#### ENTRIES SHOWN:
%%
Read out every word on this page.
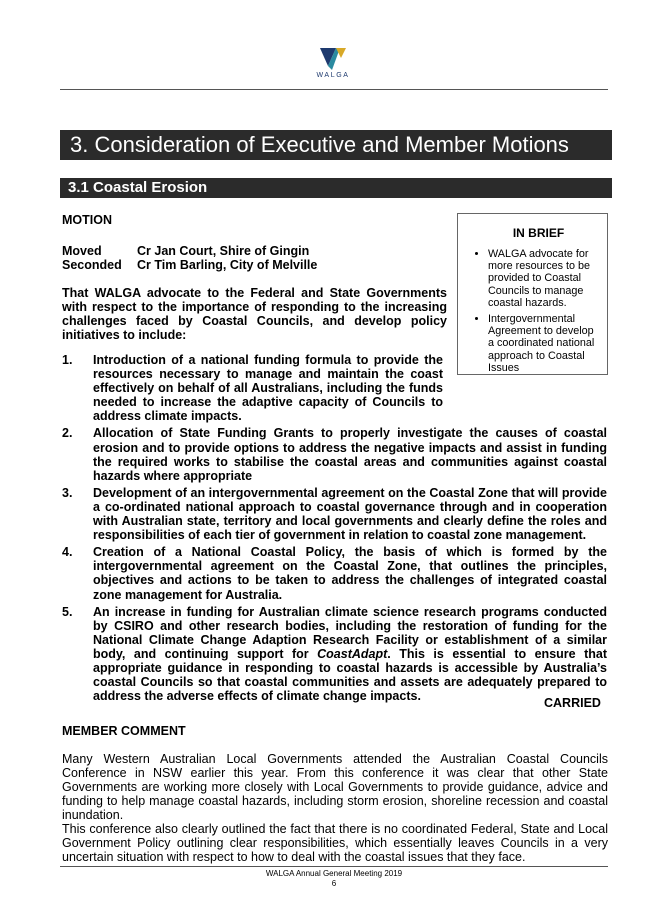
WALGA
3. Consideration of Executive and Member Motions
3.1 Coastal Erosion
MOTION
Moved	Cr Jan Court, Shire of Gingin
Seconded Cr Tim Barling, City of Melville
That WALGA advocate to the Federal and State Governments with respect to the importance of responding to the increasing challenges faced by Coastal Councils, and develop policy initiatives to include:
1. Introduction of a national funding formula to provide the resources necessary to manage and maintain the coast effectively on behalf of all Australians, including the funds needed to increase the adaptive capacity of Councils to address climate impacts.
2. Allocation of State Funding Grants to properly investigate the causes of coastal erosion and to provide options to address the negative impacts and assist in funding the required works to stabilise the coastal areas and communities against coastal hazards where appropriate
3. Development of an intergovernmental agreement on the Coastal Zone that will provide a co-ordinated national approach to coastal governance through and in cooperation with Australian state, territory and local governments and clearly define the roles and responsibilities of each tier of government in relation to coastal zone management.
4. Creation of a National Coastal Policy, the basis of which is formed by the intergovernmental agreement on the Coastal Zone, that outlines the principles, objectives and actions to be taken to address the challenges of integrated coastal zone management for Australia.
5. An increase in funding for Australian climate science research programs conducted by CSIRO and other research bodies, including the restoration of funding for the National Climate Change Adaption Research Facility or establishment of a similar body, and continuing support for CoastAdapt. This is essential to ensure that appropriate guidance in responding to coastal hazards is accessible by Australia’s coastal Councils so that coastal communities and assets are adequately prepared to address the adverse effects of climate change impacts.
IN BRIEF
• WALGA advocate for more resources to be provided to Coastal Councils to manage coastal hazards.
• Intergovernmental Agreement to develop a coordinated national approach to Coastal Issues
CARRIED
MEMBER COMMENT
Many Western Australian Local Governments attended the Australian Coastal Councils Conference in NSW earlier this year. From this conference it was clear that other State Governments are working more closely with Local Governments to provide guidance, advice and funding to help manage coastal hazards, including storm erosion, shoreline recession and coastal inundation.
This conference also clearly outlined the fact that there is no coordinated Federal, State and Local Government Policy outlining clear responsibilities, which essentially leaves Councils in a very uncertain situation with respect to how to deal with the coastal issues that they face.
WALGA Annual General Meeting 2019
6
%%
#### OBJECTIVE:
Exact duplication of all the records is required; pictures are omitted from the copy.

#### SOLUTION TO THE EXERCISE:
Read out every word on this page.
WALGA
3. Consideration of Executive and Member Motions
3.1 Coastal Erosion
MOTION
Moved	Cr Jan Court, Shire of Gingin
Seconded Cr Tim Barling, City of Melville
That WALGA advocate to the Federal and State Governments with respect to the importance of responding to the increasing challenges faced by Coastal Councils, and develop policy initiatives to include:
1. Introduction of a national funding formula to provide the resources necessary to manage and maintain the coast effectively on behalf of all Australians, including the funds needed to increase the adaptive capacity of Councils to address climate impacts.
2. Allocation of State Funding Grants to properly investigate the causes of coastal erosion and to provide options to address the negative impacts and assist in funding the required works to stabilise the coastal areas and communities against coastal hazards where appropriate
3. Development of an intergovernmental agreement on the Coastal Zone that will provide a co-ordinated national approach to coastal governance through and in cooperation with Australian state, territory and local governments and clearly define the roles and responsibilities of each tier of government in relation to coastal zone management.
4. Creation of a National Coastal Policy, the basis of which is formed by the intergovernmental agreement on the Coastal Zone, that outlines the principles, objectives and actions to be taken to address the challenges of integrated coastal zone management for Australia.
5. An increase in funding for Australian climate science research programs conducted by CSIRO and other research bodies, including the restoration of funding for the National Climate Change Adaption Research Facility or establishment of a similar body, and continuing support for CoastAdapt. This is essential to ensure that appropriate guidance in responding to coastal hazards is accessible by Australia’s coastal Councils so that coastal communities and assets are adequately prepared to address the adverse effects of climate change impacts.
IN BRIEF
• WALGA advocate for more resources to be provided to Coastal Councils to manage coastal hazards.
• Intergovernmental Agreement to develop a coordinated national approach to Coastal Issues
CARRIED
MEMBER COMMENT
Many Western Australian Local Governments attended the Australian Coastal Councils Conference in NSW earlier this year. From this conference it was clear that other State Governments are working more closely with Local Governments to provide guidance, advice and funding to help manage coastal hazards, including storm erosion, shoreline recession and coastal inundation.
This conference also clearly outlined the fact that there is no coordinated Federal, State and Local Government Policy outlining clear responsibilities, which essentially leaves Councils in a very uncertain situation with respect to how to deal with the coastal issues that they face.
WALGA Annual General Meeting 2019
6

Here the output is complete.